### Data listing
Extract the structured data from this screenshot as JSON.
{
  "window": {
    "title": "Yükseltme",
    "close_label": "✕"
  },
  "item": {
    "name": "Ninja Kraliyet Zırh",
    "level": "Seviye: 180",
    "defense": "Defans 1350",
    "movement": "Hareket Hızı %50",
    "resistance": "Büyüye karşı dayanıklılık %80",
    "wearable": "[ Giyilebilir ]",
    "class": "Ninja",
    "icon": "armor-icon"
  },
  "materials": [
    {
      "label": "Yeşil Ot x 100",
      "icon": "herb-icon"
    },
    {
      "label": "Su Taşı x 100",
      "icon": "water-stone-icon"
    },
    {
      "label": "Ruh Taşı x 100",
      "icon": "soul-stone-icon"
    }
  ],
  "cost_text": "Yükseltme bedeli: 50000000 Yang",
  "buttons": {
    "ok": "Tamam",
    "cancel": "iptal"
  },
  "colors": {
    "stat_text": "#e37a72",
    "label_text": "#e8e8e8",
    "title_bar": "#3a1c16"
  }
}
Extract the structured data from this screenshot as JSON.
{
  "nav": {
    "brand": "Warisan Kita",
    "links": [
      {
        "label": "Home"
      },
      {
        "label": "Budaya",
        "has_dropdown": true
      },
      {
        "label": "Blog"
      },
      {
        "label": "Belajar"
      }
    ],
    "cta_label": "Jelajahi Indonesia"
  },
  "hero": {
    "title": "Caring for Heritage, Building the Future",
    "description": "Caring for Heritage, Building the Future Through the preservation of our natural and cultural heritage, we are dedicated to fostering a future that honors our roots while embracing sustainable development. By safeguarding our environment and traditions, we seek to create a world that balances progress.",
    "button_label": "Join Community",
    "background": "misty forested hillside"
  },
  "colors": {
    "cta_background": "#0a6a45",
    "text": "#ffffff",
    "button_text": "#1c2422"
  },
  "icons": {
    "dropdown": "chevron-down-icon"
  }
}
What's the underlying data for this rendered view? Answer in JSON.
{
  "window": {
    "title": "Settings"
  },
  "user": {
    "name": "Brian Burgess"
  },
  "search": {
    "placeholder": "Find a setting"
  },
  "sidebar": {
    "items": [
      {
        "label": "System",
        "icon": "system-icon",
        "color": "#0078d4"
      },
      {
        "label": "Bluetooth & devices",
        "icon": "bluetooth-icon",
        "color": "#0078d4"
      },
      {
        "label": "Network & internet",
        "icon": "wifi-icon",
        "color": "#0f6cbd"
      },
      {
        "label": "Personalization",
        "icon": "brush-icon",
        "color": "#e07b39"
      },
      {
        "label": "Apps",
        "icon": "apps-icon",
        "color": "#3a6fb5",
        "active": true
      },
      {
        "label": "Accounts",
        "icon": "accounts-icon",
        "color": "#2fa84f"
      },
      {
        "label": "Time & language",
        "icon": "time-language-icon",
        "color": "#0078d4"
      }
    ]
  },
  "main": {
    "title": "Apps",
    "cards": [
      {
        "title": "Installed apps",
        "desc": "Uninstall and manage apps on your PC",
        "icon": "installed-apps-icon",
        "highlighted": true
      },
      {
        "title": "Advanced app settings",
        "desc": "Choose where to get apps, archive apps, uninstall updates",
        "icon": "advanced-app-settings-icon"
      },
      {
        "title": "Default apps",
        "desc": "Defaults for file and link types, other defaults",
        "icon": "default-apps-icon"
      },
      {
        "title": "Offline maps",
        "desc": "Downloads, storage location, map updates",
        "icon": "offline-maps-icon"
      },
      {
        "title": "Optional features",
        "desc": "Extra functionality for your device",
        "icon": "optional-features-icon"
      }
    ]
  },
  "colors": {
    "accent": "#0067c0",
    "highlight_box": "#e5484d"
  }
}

### Required task
All of the data must be returned exactly.

### Full output
Extract the structured data from this screenshot as JSON.
{
  "window": {
    "title": "Yükseltme",
    "close_label": "✕"
  },
  "item": {
    "name": "Ninja Kraliyet Zırh",
    "level": "Seviye: 180",
    "defense": "Defans 1350",
    "movement": "Hareket Hızı %50",
    "resistance": "Büyüye karşı dayanıklılık %80",
    "wearable": "[ Giyilebilir ]",
    "class": "Ninja",
    "icon": "armor-icon"
  },
  "materials": [
    {
      "label": "Yeşil Ot x 100",
      "icon": "herb-icon"
    },
    {
      "label": "Su Taşı x 100",
      "icon": "water-stone-icon"
    },
    {
      "label": "Ruh Taşı x 100",
      "icon": "soul-stone-icon"
    }
  ],
  "cost_text": "Yükseltme bedeli: 50000000 Yang",
  "buttons": {
    "ok": "Tamam",
    "cancel": "iptal"
  },
  "colors": {
    "stat_text": "#e37a72",
    "label_text": "#e8e8e8",
    "title_bar": "#3a1c16"
  }
}
Extract the structured data from this screenshot as JSON.
{
  "nav": {
    "brand": "Warisan Kita",
    "links": [
      {
        "label": "Home"
      },
      {
        "label": "Budaya",
        "has_dropdown": true
      },
      {
        "label": "Blog"
      },
      {
        "label": "Belajar"
      }
    ],
    "cta_label": "Jelajahi Indonesia"
  },
  "hero": {
    "title": "Caring for Heritage, Building the Future",
    "description": "Caring for Heritage, Building the Future Through the preservation of our natural and cultural heritage, we are dedicated to fostering a future that honors our roots while embracing sustainable development. By safeguarding our environment and traditions, we seek to create a world that balances progress.",
    "button_label": "Join Community",
    "background": "misty forested hillside"
  },
  "colors": {
    "cta_background": "#0a6a45",
    "text": "#ffffff",
    "button_text": "#1c2422"
  },
  "icons": {
    "dropdown": "chevron-down-icon"
  }
}
What's the underlying data for this rendered view? Answer in JSON.
{
  "window": {
    "title": "Settings"
  },
  "user": {
    "name": "Brian Burgess"
  },
  "search": {
    "placeholder": "Find a setting"
  },
  "sidebar": {
    "items": [
      {
        "label": "System",
        "icon": "system-icon",
        "color": "#0078d4"
      },
      {
        "label": "Bluetooth & devices",
        "icon": "bluetooth-icon",
        "color": "#0078d4"
      },
      {
        "label": "Network & internet",
        "icon": "wifi-icon",
        "color": "#0f6cbd"
      },
      {
        "label": "Personalization",
        "icon": "brush-icon",
        "color": "#e07b39"
      },
      {
        "label": "Apps",
        "icon": "apps-icon",
        "color": "#3a6fb5",
        "active": true
      },
      {
        "label": "Accounts",
        "icon": "accounts-icon",
        "color": "#2fa84f"
      },
      {
        "label": "Time & language",
        "icon": "time-language-icon",
        "color": "#0078d4"
      }
    ]
  },
  "main": {
    "title": "Apps",
    "cards": [
      {
        "title": "Installed apps",
        "desc": "Uninstall and manage apps on your PC",
        "icon": "installed-apps-icon",
        "highlighted": true
      },
      {
        "title": "Advanced app settings",
        "desc": "Choose where to get apps, archive apps, uninstall updates",
        "icon": "advanced-app-settings-icon"
      },
      {
        "title": "Default apps",
        "desc": "Defaults for file and link types, other defaults",
        "icon": "default-apps-icon"
      },
      {
        "title": "Offline maps",
        "desc": "Downloads, storage location, map updates",
        "icon": "offline-maps-icon"
      },
      {
        "title": "Optional features",
        "desc": "Extra functionality for your device",
        "icon": "optional-features-icon"
      }
    ]
  },
  "colors": {
    "accent": "#0067c0",
    "highlight_box": "#e5484d"
  }
}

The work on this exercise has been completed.